==== Data for this exercise
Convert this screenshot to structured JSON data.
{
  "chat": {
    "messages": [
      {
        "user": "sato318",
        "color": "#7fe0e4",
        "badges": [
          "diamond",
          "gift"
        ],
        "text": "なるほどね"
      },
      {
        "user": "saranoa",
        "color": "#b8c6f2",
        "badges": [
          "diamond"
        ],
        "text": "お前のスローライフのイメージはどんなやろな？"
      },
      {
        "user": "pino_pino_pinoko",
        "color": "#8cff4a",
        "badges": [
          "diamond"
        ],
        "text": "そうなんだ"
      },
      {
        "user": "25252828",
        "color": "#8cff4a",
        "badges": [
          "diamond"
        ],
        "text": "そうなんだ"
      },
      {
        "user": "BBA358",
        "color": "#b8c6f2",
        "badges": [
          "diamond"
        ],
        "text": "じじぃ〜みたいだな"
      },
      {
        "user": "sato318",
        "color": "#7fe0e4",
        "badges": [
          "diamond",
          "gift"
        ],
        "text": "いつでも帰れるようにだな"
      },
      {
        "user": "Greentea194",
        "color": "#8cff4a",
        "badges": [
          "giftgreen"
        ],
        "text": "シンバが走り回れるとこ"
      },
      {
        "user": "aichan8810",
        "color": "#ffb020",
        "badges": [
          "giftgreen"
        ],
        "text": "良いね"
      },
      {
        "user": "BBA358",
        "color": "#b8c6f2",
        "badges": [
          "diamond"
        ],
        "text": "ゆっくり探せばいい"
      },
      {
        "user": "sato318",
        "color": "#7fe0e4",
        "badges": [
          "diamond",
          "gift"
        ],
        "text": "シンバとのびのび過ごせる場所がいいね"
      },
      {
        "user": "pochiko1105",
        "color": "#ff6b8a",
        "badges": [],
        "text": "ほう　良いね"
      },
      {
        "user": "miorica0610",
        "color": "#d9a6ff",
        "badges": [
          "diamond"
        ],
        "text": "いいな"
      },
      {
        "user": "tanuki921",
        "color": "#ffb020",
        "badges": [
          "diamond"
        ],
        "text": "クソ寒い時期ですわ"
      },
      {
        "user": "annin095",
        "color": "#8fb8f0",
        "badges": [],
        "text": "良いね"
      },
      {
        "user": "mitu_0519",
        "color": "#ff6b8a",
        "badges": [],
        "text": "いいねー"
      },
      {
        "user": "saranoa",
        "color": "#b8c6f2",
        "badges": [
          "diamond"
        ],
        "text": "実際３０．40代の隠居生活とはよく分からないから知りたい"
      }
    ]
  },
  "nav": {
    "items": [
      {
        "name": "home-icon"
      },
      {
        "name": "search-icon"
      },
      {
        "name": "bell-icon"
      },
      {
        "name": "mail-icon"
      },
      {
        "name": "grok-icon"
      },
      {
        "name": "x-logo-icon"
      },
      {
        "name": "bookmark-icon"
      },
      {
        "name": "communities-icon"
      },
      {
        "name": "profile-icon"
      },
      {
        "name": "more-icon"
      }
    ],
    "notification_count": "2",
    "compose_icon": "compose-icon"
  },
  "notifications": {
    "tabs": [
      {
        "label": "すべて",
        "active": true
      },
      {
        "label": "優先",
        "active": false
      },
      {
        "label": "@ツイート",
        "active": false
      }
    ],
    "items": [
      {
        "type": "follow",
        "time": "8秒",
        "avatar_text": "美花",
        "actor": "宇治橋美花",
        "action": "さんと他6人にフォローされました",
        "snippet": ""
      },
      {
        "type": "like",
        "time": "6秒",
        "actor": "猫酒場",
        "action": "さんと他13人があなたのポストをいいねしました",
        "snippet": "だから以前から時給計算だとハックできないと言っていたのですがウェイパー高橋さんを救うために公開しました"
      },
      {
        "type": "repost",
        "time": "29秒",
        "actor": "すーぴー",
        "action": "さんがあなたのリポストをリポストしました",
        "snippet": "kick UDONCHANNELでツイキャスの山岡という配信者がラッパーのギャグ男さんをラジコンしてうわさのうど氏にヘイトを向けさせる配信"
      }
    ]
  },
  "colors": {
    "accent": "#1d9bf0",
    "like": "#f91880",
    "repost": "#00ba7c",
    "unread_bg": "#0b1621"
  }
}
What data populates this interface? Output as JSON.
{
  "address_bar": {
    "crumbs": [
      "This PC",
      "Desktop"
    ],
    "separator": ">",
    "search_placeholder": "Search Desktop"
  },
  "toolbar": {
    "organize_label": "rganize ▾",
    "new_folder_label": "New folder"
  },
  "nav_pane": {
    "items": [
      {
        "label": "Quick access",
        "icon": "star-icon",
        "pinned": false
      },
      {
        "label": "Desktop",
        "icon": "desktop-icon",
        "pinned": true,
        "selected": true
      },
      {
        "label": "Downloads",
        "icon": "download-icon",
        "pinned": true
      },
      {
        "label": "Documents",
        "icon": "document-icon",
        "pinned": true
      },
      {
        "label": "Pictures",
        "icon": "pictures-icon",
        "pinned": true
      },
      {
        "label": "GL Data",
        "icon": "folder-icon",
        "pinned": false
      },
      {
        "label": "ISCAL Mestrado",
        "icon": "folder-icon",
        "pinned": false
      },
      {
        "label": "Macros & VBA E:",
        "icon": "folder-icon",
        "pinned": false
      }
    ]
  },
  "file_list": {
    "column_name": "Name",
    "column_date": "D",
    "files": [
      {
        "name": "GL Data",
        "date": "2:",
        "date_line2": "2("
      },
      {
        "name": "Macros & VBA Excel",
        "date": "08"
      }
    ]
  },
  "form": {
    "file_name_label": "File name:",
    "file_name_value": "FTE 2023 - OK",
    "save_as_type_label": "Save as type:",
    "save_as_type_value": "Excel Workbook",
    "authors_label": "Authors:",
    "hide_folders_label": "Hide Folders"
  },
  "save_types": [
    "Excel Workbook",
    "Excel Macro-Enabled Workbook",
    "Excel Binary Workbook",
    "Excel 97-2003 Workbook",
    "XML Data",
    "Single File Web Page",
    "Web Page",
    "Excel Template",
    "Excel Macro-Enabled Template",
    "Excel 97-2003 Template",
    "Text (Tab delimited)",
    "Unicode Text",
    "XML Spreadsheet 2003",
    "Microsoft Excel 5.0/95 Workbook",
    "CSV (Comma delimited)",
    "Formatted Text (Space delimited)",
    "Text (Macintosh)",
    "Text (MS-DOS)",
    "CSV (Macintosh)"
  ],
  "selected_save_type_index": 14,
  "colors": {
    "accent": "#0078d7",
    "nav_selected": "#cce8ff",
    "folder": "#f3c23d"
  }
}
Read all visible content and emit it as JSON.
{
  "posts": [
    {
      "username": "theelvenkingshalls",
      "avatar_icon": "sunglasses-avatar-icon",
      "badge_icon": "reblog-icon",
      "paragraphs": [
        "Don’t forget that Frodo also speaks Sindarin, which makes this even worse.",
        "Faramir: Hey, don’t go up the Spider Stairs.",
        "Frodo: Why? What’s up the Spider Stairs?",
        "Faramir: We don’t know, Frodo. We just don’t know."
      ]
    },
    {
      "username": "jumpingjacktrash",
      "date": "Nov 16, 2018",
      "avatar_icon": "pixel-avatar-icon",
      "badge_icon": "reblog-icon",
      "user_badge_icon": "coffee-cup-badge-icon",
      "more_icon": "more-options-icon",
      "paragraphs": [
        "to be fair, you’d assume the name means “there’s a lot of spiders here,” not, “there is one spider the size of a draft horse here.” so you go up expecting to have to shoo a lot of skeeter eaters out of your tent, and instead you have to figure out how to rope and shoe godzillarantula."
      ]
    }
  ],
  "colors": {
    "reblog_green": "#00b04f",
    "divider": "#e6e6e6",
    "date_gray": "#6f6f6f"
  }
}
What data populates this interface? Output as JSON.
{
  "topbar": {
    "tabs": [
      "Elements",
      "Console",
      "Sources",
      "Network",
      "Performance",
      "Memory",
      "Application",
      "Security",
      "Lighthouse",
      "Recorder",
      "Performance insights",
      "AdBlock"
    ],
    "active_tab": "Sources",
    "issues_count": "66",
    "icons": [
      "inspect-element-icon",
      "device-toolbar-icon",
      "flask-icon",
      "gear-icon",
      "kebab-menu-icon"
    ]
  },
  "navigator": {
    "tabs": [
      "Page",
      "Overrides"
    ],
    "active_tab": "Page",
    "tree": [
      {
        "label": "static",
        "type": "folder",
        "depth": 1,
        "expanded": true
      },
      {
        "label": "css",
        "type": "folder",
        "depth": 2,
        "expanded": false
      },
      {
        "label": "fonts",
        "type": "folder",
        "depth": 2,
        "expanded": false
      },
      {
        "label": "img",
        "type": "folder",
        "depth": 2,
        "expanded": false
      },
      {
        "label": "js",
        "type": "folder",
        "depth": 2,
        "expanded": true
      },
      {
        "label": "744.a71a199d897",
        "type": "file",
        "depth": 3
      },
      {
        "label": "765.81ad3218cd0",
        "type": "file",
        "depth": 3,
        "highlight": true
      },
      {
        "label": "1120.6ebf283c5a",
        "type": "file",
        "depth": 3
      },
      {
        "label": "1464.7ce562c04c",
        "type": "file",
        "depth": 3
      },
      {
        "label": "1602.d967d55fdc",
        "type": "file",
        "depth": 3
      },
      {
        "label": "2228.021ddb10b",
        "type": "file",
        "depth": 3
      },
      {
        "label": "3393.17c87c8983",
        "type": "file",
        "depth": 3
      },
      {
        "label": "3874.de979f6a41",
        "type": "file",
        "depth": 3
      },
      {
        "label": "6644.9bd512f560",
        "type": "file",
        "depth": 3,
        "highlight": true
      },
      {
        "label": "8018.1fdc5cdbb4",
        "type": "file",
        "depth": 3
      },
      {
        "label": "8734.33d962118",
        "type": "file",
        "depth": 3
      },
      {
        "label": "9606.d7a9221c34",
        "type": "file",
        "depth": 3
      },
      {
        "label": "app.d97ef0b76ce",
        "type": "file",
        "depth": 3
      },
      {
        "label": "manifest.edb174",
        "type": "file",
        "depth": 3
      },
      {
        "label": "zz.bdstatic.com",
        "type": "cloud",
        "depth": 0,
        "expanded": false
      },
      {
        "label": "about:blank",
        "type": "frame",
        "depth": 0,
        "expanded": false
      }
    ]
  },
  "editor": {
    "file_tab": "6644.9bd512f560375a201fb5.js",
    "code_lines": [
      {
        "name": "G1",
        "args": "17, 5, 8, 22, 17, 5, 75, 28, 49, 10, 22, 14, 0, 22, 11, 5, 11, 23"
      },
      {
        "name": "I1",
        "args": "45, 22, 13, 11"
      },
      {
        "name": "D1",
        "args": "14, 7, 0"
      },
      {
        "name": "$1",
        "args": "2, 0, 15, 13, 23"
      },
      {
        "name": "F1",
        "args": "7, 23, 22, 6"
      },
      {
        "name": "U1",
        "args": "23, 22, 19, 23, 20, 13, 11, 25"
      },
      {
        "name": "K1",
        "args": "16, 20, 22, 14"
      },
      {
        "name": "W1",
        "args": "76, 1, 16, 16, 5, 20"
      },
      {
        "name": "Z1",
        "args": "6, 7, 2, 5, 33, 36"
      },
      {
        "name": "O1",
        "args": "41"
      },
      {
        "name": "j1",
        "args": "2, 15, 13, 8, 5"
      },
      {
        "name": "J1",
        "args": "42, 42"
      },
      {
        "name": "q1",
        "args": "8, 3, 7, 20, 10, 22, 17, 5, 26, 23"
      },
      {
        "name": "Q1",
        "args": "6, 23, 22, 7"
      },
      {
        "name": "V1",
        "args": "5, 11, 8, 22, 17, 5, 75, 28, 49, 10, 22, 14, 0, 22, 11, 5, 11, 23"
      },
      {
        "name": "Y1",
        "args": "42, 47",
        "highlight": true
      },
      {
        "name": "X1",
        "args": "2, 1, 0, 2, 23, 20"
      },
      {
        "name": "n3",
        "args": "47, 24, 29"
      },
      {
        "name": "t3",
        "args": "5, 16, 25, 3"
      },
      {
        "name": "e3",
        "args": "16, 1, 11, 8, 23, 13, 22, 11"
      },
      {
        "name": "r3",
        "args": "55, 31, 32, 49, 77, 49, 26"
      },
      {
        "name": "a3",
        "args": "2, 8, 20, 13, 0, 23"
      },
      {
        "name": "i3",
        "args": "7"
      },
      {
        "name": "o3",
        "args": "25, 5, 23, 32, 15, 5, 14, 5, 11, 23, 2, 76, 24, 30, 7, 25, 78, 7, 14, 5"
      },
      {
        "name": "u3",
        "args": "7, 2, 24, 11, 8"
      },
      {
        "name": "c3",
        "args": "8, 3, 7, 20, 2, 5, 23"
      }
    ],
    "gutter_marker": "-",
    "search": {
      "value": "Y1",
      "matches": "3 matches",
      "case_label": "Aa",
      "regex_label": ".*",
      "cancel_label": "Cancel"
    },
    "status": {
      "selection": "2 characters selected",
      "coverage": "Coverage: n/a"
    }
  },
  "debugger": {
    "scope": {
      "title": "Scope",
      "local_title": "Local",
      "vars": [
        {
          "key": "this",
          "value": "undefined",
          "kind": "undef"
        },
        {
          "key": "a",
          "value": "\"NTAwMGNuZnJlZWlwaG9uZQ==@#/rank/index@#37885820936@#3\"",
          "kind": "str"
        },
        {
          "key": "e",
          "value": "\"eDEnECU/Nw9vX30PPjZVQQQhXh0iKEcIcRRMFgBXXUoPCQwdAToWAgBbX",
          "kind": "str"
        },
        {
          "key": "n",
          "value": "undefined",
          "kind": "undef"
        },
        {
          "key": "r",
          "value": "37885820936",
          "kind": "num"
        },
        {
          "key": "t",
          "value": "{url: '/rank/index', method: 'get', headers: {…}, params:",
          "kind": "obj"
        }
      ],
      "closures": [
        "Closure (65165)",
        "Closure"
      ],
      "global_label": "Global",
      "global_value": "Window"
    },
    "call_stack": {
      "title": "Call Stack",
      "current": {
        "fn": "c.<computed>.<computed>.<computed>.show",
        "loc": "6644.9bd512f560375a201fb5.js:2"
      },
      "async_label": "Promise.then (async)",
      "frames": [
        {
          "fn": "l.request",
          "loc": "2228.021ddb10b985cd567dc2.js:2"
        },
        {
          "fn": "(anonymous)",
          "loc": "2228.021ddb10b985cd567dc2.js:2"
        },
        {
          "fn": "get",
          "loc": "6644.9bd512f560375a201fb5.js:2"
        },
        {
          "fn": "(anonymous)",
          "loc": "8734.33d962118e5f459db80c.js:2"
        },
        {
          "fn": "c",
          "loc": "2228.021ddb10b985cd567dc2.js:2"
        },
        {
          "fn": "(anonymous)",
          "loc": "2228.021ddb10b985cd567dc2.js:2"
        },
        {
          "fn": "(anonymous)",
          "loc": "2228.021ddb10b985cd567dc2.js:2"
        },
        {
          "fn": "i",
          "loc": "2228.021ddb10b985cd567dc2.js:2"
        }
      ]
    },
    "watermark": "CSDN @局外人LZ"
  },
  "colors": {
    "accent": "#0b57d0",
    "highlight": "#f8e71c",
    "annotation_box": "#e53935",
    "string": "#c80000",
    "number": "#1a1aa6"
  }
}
========
## Exercise objective
Gather all lines from the records above in which "Faramir" appears.

## Answer to the task
        "Faramir: Hey, don’t go up the Spider Stairs.",
        "Faramir: We don’t know, Frodo. We just don’t know."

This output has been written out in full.